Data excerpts
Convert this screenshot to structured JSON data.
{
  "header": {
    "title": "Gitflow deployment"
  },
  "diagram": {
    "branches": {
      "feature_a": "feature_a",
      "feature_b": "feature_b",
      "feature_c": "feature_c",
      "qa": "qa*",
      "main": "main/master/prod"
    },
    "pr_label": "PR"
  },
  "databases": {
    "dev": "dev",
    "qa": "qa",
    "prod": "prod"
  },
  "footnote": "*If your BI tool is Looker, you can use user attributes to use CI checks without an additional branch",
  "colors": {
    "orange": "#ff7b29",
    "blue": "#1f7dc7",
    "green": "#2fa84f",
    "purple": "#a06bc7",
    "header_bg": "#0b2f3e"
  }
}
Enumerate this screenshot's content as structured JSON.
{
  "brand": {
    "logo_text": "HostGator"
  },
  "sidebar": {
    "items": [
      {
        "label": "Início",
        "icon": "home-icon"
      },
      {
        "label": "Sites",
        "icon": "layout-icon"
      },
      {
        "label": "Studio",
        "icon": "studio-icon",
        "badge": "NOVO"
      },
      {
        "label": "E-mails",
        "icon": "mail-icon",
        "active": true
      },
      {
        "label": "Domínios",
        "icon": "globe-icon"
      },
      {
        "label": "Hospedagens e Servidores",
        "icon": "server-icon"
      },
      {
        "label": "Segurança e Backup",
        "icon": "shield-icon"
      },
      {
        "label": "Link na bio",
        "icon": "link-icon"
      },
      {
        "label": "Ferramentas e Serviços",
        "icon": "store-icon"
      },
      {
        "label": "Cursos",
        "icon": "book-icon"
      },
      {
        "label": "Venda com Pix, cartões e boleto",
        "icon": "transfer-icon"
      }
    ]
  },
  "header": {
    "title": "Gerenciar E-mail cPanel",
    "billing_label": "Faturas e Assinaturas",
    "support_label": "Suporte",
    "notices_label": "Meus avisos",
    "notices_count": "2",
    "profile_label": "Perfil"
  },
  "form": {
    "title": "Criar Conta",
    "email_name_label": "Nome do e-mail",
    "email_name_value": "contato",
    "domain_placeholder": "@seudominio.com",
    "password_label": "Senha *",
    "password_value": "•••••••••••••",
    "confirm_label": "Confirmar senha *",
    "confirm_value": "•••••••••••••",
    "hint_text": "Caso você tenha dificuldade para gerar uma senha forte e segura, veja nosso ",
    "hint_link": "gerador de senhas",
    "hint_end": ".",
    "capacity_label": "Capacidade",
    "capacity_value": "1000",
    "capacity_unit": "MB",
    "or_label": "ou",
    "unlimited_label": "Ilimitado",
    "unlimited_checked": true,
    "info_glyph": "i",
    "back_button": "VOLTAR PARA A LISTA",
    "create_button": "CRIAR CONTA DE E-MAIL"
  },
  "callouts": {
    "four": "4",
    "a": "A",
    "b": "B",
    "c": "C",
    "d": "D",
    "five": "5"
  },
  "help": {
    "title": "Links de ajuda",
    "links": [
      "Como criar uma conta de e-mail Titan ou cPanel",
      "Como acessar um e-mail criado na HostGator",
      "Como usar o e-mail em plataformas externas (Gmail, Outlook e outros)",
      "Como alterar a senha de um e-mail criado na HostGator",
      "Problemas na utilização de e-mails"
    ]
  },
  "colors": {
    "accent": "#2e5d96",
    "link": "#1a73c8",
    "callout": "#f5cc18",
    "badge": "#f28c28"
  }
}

Exercise requirements: Reproduce every record, matching each line exactly.

Exercise answer:
Convert this screenshot to structured JSON data.
{
  "header": {
    "title": "Gitflow deployment"
  },
  "diagram": {
    "branches": {
      "feature_a": "feature_a",
      "feature_b": "feature_b",
      "feature_c": "feature_c",
      "qa": "qa*",
      "main": "main/master/prod"
    },
    "pr_label": "PR"
  },
  "databases": {
    "dev": "dev",
    "qa": "qa",
    "prod": "prod"
  },
  "footnote": "*If your BI tool is Looker, you can use user attributes to use CI checks without an additional branch",
  "colors": {
    "orange": "#ff7b29",
    "blue": "#1f7dc7",
    "green": "#2fa84f",
    "purple": "#a06bc7",
    "header_bg": "#0b2f3e"
  }
}
Enumerate this screenshot's content as structured JSON.
{
  "brand": {
    "logo_text": "HostGator"
  },
  "sidebar": {
    "items": [
      {
        "label": "Início",
        "icon": "home-icon"
      },
      {
        "label": "Sites",
        "icon": "layout-icon"
      },
      {
        "label": "Studio",
        "icon": "studio-icon",
        "badge": "NOVO"
      },
      {
        "label": "E-mails",
        "icon": "mail-icon",
        "active": true
      },
      {
        "label": "Domínios",
        "icon": "globe-icon"
      },
      {
        "label": "Hospedagens e Servidores",
        "icon": "server-icon"
      },
      {
        "label": "Segurança e Backup",
        "icon": "shield-icon"
      },
      {
        "label": "Link na bio",
        "icon": "link-icon"
      },
      {
        "label": "Ferramentas e Serviços",
        "icon": "store-icon"
      },
      {
        "label": "Cursos",
        "icon": "book-icon"
      },
      {
        "label": "Venda com Pix, cartões e boleto",
        "icon": "transfer-icon"
      }
    ]
  },
  "header": {
    "title": "Gerenciar E-mail cPanel",
    "billing_label": "Faturas e Assinaturas",
    "support_label": "Suporte",
    "notices_label": "Meus avisos",
    "notices_count": "2",
    "profile_label": "Perfil"
  },
  "form": {
    "title": "Criar Conta",
    "email_name_label": "Nome do e-mail",
    "email_name_value": "contato",
    "domain_placeholder": "@seudominio.com",
    "password_label": "Senha *",
    "password_value": "•••••••••••••",
    "confirm_label": "Confirmar senha *",
    "confirm_value": "•••••••••••••",
    "hint_text": "Caso você tenha dificuldade para gerar uma senha forte e segura, veja nosso ",
    "hint_link": "gerador de senhas",
    "hint_end": ".",
    "capacity_label": "Capacidade",
    "capacity_value": "1000",
    "capacity_unit": "MB",
    "or_label": "ou",
    "unlimited_label": "Ilimitado",
    "unlimited_checked": true,
    "info_glyph": "i",
    "back_button": "VOLTAR PARA A LISTA",
    "create_button": "CRIAR CONTA DE E-MAIL"
  },
  "callouts": {
    "four": "4",
    "a": "A",
    "b": "B",
    "c": "C",
    "d": "D",
    "five": "5"
  },
  "help": {
    "title": "Links de ajuda",
    "links": [
      "Como criar uma conta de e-mail Titan ou cPanel",
      "Como acessar um e-mail criado na HostGator",
      "Como usar o e-mail em plataformas externas (Gmail, Outlook e outros)",
      "Como alterar a senha de um e-mail criado na HostGator",
      "Problemas na utilização de e-mails"
    ]
  },
  "colors": {
    "accent": "#2e5d96",
    "link": "#1a73c8",
    "callout": "#f5cc18",
    "badge": "#f28c28"
  }
}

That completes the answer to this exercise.